• [What this task involves] Retype the records below word for word and omit any image.

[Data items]
****************************************
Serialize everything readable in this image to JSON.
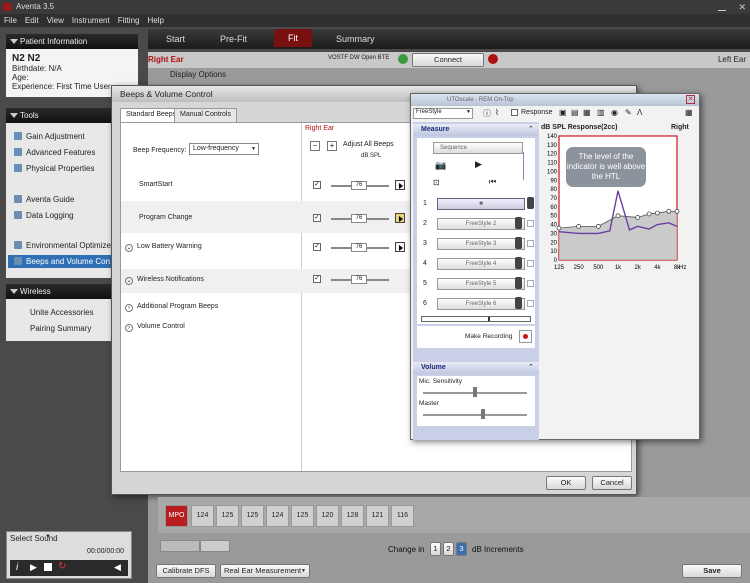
{
  "app": {
    "title": "Aventa 3.5"
  },
  "menu": [
    "File",
    "Edit",
    "View",
    "Instrument",
    "Fitting",
    "Help"
  ],
  "sidebar": {
    "patient_header": "Patient Information",
    "patient_name": "N2 N2",
    "birthdate": "Birthdate: N/A",
    "age": "Age:",
    "experience": "Experience: First Time User",
    "tools_header": "Tools",
    "tools": [
      "Gain Adjustment",
      "Advanced Features",
      "Physical Properties",
      "Aventa Guide",
      "Data Logging",
      "Environmental Optimizer",
      "Beeps and Volume Con"
    ],
    "wireless_header": "Wireless",
    "wireless": [
      "Unite Accessories",
      "Pairing Summary"
    ],
    "select_sound": "Select Sound",
    "time": "00:00/00:00"
  },
  "tabs": [
    "Start",
    "Pre-Fit",
    "Fit",
    "Summary"
  ],
  "earbar": {
    "right_ear": "Right Ear",
    "device": "VOSTF DW Open BTE",
    "connect": "Connect",
    "left_ear": "Left Ear",
    "display_options": "Display Options"
  },
  "dialog": {
    "title": "Beeps & Volume Control",
    "tabs": [
      "Standard Beeps",
      "Manual Controls"
    ],
    "right_ear": "Right Ear",
    "adjust_all": "Adjust All Beeps",
    "unit": "dB SPL",
    "beep_frequency_label": "Beep Frequency:",
    "beep_frequency_value": "Low-frequency",
    "rows": [
      "SmartStart",
      "Program Change",
      "Low Battery Warning",
      "Wireless Notifications",
      "Additional Program Beeps",
      "Volume Control"
    ],
    "values": [
      "76",
      "76",
      "76",
      "76"
    ],
    "ok": "OK",
    "cancel": "Cancel"
  },
  "popup": {
    "title": "UTOscale - REM On-Top",
    "program": "FreeStyle",
    "response": "Response",
    "measure": "Measure",
    "sequence": "Sequence",
    "items": [
      "FreeStyle 2",
      "FreeStyle 3",
      "FreeStyle 4",
      "FreeStyle 5",
      "FreeStyle 6"
    ],
    "item_nums": [
      "1",
      "2",
      "3",
      "4",
      "5",
      "6"
    ],
    "make_recording": "Make Recording",
    "volume": "Volume",
    "mic_sensitivity": "Mic. Sensitivity",
    "master": "Master",
    "chart_title": "dB SPL Response(2cc)",
    "chart_side": "Right",
    "callout": "The level of the indicator is well above the HTL"
  },
  "chart_data": {
    "type": "line",
    "title": "dB SPL Response(2cc)",
    "xlabel": "Hz",
    "ylabel": "",
    "x_ticks": [
      "125",
      "250",
      "500",
      "1k",
      "2k",
      "4k",
      "8k"
    ],
    "y_ticks": [
      140,
      130,
      120,
      110,
      100,
      90,
      80,
      70,
      60,
      50,
      40,
      30,
      20,
      10,
      0
    ],
    "ylim": [
      0,
      140
    ],
    "series": [
      {
        "x": [
          125,
          250,
          500,
          750,
          1000,
          1500,
          2000,
          3000,
          4000,
          6000,
          8000
        ],
        "values": [
          32,
          30,
          30,
          33,
          78,
          34,
          38,
          35,
          40,
          42,
          38
        ]
      },
      {
        "x": [
          125,
          250,
          500,
          1000,
          2000,
          3000,
          4000,
          6000,
          8000
        ],
        "values": [
          36,
          38,
          38,
          50,
          48,
          52,
          53,
          55,
          55
        ]
      }
    ]
  },
  "bottom": {
    "mpo": "MPO",
    "cells": [
      "124",
      "125",
      "125",
      "124",
      "125",
      "120",
      "128",
      "121",
      "116"
    ],
    "change_in": "Change in",
    "steps": [
      "1",
      "2",
      "3"
    ],
    "increments": "dB Increments",
    "calibrate": "Calibrate DFS",
    "rem": "Real Ear Measurement",
    "save": "Save"
  },
  "colors": {
    "accent": "#7a1111",
    "selection": "#2f6fb5",
    "highlight": "#c41a1a"
  }
}
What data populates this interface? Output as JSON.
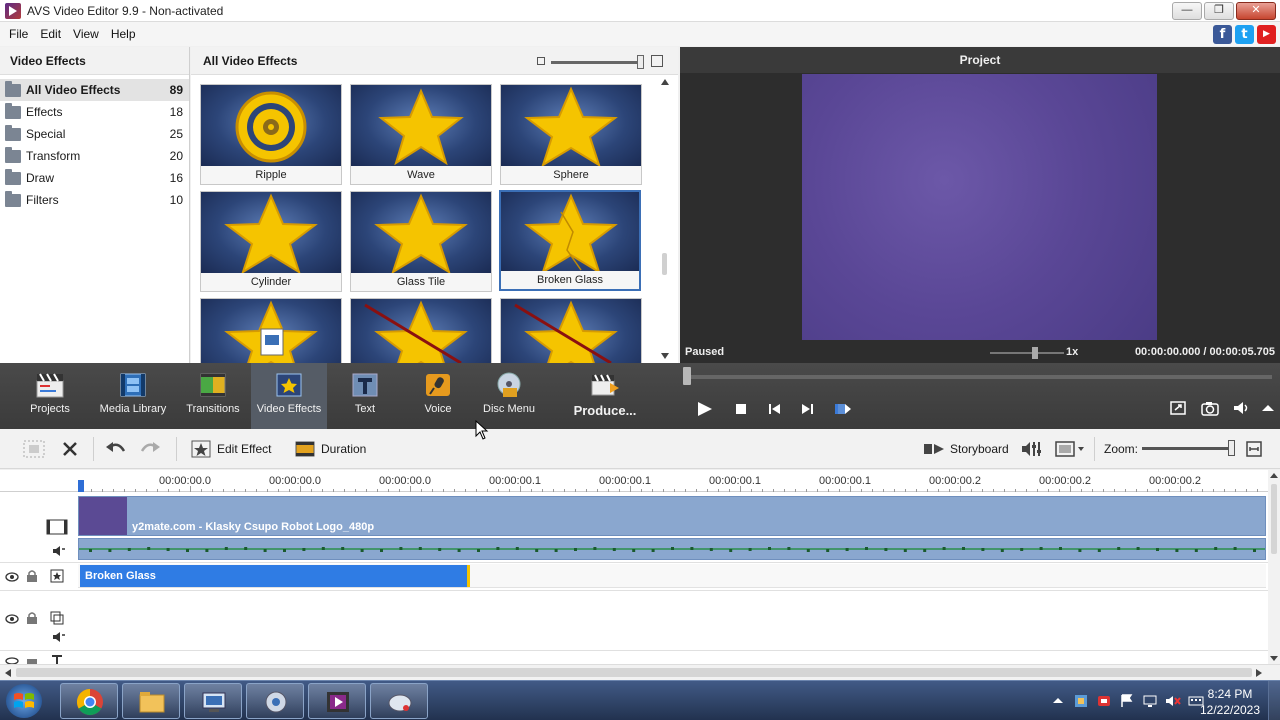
{
  "window": {
    "title": "AVS Video Editor 9.9 - Non-activated",
    "buttons": {
      "minimize": "—",
      "maximize": "❐",
      "close": "✕"
    }
  },
  "menu": [
    "File",
    "Edit",
    "View",
    "Help"
  ],
  "social": {
    "facebook": "f",
    "twitter": "t",
    "youtube": "▶"
  },
  "categories_panel": {
    "title": "Video Effects",
    "items": [
      {
        "label": "All Video Effects",
        "count": "89",
        "active": true
      },
      {
        "label": "Effects",
        "count": "18"
      },
      {
        "label": "Special",
        "count": "25"
      },
      {
        "label": "Transform",
        "count": "20"
      },
      {
        "label": "Draw",
        "count": "16"
      },
      {
        "label": "Filters",
        "count": "10"
      }
    ]
  },
  "effects_panel": {
    "title": "All Video Effects",
    "tiles": [
      {
        "label": "Ripple",
        "variant": "ripple"
      },
      {
        "label": "Wave",
        "variant": "wave"
      },
      {
        "label": "Sphere",
        "variant": "star"
      },
      {
        "label": "Cylinder",
        "variant": "star"
      },
      {
        "label": "Glass Tile",
        "variant": "star"
      },
      {
        "label": "Broken Glass",
        "variant": "broken",
        "selected": true
      },
      {
        "label": "",
        "variant": "doc"
      },
      {
        "label": "",
        "variant": "line"
      },
      {
        "label": "",
        "variant": "line"
      }
    ]
  },
  "preview": {
    "title": "Project",
    "status": "Paused",
    "speed": "1x",
    "timecode": "00:00:00.000 / 00:00:05.705",
    "canvas_color": "#5a4796"
  },
  "toolbar": {
    "tools": [
      {
        "name": "projects",
        "label": "Projects"
      },
      {
        "name": "media-library",
        "label": "Media Library"
      },
      {
        "name": "transitions",
        "label": "Transitions"
      },
      {
        "name": "video-effects",
        "label": "Video Effects",
        "active": true
      },
      {
        "name": "text",
        "label": "Text"
      },
      {
        "name": "voice",
        "label": "Voice"
      },
      {
        "name": "disc-menu",
        "label": "Disc Menu"
      },
      {
        "name": "produce",
        "label": "Produce..."
      }
    ]
  },
  "timeline_toolbar": {
    "edit_effect": "Edit Effect",
    "duration": "Duration",
    "storyboard": "Storyboard",
    "zoom_label": "Zoom:"
  },
  "timeline": {
    "ruler_labels": [
      "00:00:00.0",
      "00:00:00.0",
      "00:00:00.0",
      "00:00:00.1",
      "00:00:00.1",
      "00:00:00.1",
      "00:00:00.1",
      "00:00:00.2",
      "00:00:00.2",
      "00:00:00.2"
    ],
    "video_clip_name": "y2mate.com - Klasky Csupo Robot Logo_480p",
    "effect_clip_name": "Broken Glass"
  },
  "taskbar": {
    "time": "8:24 PM",
    "date": "12/22/2023"
  },
  "colors": {
    "accent_blue": "#2f7ce4",
    "clip_blue": "#8aa7cf",
    "star_yellow": "#f5c400"
  }
}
****************************************
• [Full answer]
Serialize everything readable in this image to JSON.
{
  "app": {
    "title": "Aventa 3.5"
  },
  "menu": [
    "File",
    "Edit",
    "View",
    "Instrument",
    "Fitting",
    "Help"
  ],
  "sidebar": {
    "patient_header": "Patient Information",
    "patient_name": "N2 N2",
    "birthdate": "Birthdate: N/A",
    "age": "Age:",
    "experience": "Experience: First Time User",
    "tools_header": "Tools",
    "tools": [
      "Gain Adjustment",
      "Advanced Features",
      "Physical Properties",
      "Aventa Guide",
      "Data Logging",
      "Environmental Optimizer",
      "Beeps and Volume Con"
    ],
    "wireless_header": "Wireless",
    "wireless": [
      "Unite Accessories",
      "Pairing Summary"
    ],
    "select_sound": "Select Sound",
    "time": "00:00/00:00"
  },
  "tabs": [
    "Start",
    "Pre-Fit",
    "Fit",
    "Summary"
  ],
  "earbar": {
    "right_ear": "Right Ear",
    "device": "VOSTF DW Open BTE",
    "connect": "Connect",
    "left_ear": "Left Ear",
    "display_options": "Display Options"
  },
  "dialog": {
    "title": "Beeps & Volume Control",
    "tabs": [
      "Standard Beeps",
      "Manual Controls"
    ],
    "right_ear": "Right Ear",
    "adjust_all": "Adjust All Beeps",
    "unit": "dB SPL",
    "beep_frequency_label": "Beep Frequency:",
    "beep_frequency_value": "Low-frequency",
    "rows": [
      "SmartStart",
      "Program Change",
      "Low Battery Warning",
      "Wireless Notifications",
      "Additional Program Beeps",
      "Volume Control"
    ],
    "values": [
      "76",
      "76",
      "76",
      "76"
    ],
    "ok": "OK",
    "cancel": "Cancel"
  },
  "popup": {
    "title": "UTOscale - REM On-Top",
    "program": "FreeStyle",
    "response": "Response",
    "measure": "Measure",
    "sequence": "Sequence",
    "items": [
      "FreeStyle 2",
      "FreeStyle 3",
      "FreeStyle 4",
      "FreeStyle 5",
      "FreeStyle 6"
    ],
    "item_nums": [
      "1",
      "2",
      "3",
      "4",
      "5",
      "6"
    ],
    "make_recording": "Make Recording",
    "volume": "Volume",
    "mic_sensitivity": "Mic. Sensitivity",
    "master": "Master",
    "chart_title": "dB SPL Response(2cc)",
    "chart_side": "Right",
    "callout": "The level of the indicator is well above the HTL"
  },
  "chart_data": {
    "type": "line",
    "title": "dB SPL Response(2cc)",
    "xlabel": "Hz",
    "ylabel": "",
    "x_ticks": [
      "125",
      "250",
      "500",
      "1k",
      "2k",
      "4k",
      "8k"
    ],
    "y_ticks": [
      140,
      130,
      120,
      110,
      100,
      90,
      80,
      70,
      60,
      50,
      40,
      30,
      20,
      10,
      0
    ],
    "ylim": [
      0,
      140
    ],
    "series": [
      {
        "x": [
          125,
          250,
          500,
          750,
          1000,
          1500,
          2000,
          3000,
          4000,
          6000,
          8000
        ],
        "values": [
          32,
          30,
          30,
          33,
          78,
          34,
          38,
          35,
          40,
          42,
          38
        ]
      },
      {
        "x": [
          125,
          250,
          500,
          1000,
          2000,
          3000,
          4000,
          6000,
          8000
        ],
        "values": [
          36,
          38,
          38,
          50,
          48,
          52,
          53,
          55,
          55
        ]
      }
    ]
  },
  "bottom": {
    "mpo": "MPO",
    "cells": [
      "124",
      "125",
      "125",
      "124",
      "125",
      "120",
      "128",
      "121",
      "116"
    ],
    "change_in": "Change in",
    "steps": [
      "1",
      "2",
      "3"
    ],
    "increments": "dB Increments",
    "calibrate": "Calibrate DFS",
    "rem": "Real Ear Measurement",
    "save": "Save"
  },
  "colors": {
    "accent": "#7a1111",
    "selection": "#2f6fb5",
    "highlight": "#c41a1a"
  }
}
What data populates this interface? Output as JSON.
{
  "window": {
    "title": "AVS Video Editor 9.9 - Non-activated",
    "buttons": {
      "minimize": "—",
      "maximize": "❐",
      "close": "✕"
    }
  },
  "menu": [
    "File",
    "Edit",
    "View",
    "Help"
  ],
  "social": {
    "facebook": "f",
    "twitter": "t",
    "youtube": "▶"
  },
  "categories_panel": {
    "title": "Video Effects",
    "items": [
      {
        "label": "All Video Effects",
        "count": "89",
        "active": true
      },
      {
        "label": "Effects",
        "count": "18"
      },
      {
        "label": "Special",
        "count": "25"
      },
      {
        "label": "Transform",
        "count": "20"
      },
      {
        "label": "Draw",
        "count": "16"
      },
      {
        "label": "Filters",
        "count": "10"
      }
    ]
  },
  "effects_panel": {
    "title": "All Video Effects",
    "tiles": [
      {
        "label": "Ripple",
        "variant": "ripple"
      },
      {
        "label": "Wave",
        "variant": "wave"
      },
      {
        "label": "Sphere",
        "variant": "star"
      },
      {
        "label": "Cylinder",
        "variant": "star"
      },
      {
        "label": "Glass Tile",
        "variant": "star"
      },
      {
        "label": "Broken Glass",
        "variant": "broken",
        "selected": true
      },
      {
        "label": "",
        "variant": "doc"
      },
      {
        "label": "",
        "variant": "line"
      },
      {
        "label": "",
        "variant": "line"
      }
    ]
  },
  "preview": {
    "title": "Project",
    "status": "Paused",
    "speed": "1x",
    "timecode": "00:00:00.000 / 00:00:05.705",
    "canvas_color": "#5a4796"
  },
  "toolbar": {
    "tools": [
      {
        "name": "projects",
        "label": "Projects"
      },
      {
        "name": "media-library",
        "label": "Media Library"
      },
      {
        "name": "transitions",
        "label": "Transitions"
      },
      {
        "name": "video-effects",
        "label": "Video Effects",
        "active": true
      },
      {
        "name": "text",
        "label": "Text"
      },
      {
        "name": "voice",
        "label": "Voice"
      },
      {
        "name": "disc-menu",
        "label": "Disc Menu"
      },
      {
        "name": "produce",
        "label": "Produce..."
      }
    ]
  },
  "timeline_toolbar": {
    "edit_effect": "Edit Effect",
    "duration": "Duration",
    "storyboard": "Storyboard",
    "zoom_label": "Zoom:"
  },
  "timeline": {
    "ruler_labels": [
      "00:00:00.0",
      "00:00:00.0",
      "00:00:00.0",
      "00:00:00.1",
      "00:00:00.1",
      "00:00:00.1",
      "00:00:00.1",
      "00:00:00.2",
      "00:00:00.2",
      "00:00:00.2"
    ],
    "video_clip_name": "y2mate.com - Klasky Csupo Robot Logo_480p",
    "effect_clip_name": "Broken Glass"
  },
  "taskbar": {
    "time": "8:24 PM",
    "date": "12/22/2023"
  },
  "colors": {
    "accent_blue": "#2f7ce4",
    "clip_blue": "#8aa7cf",
    "star_yellow": "#f5c400"
  }
}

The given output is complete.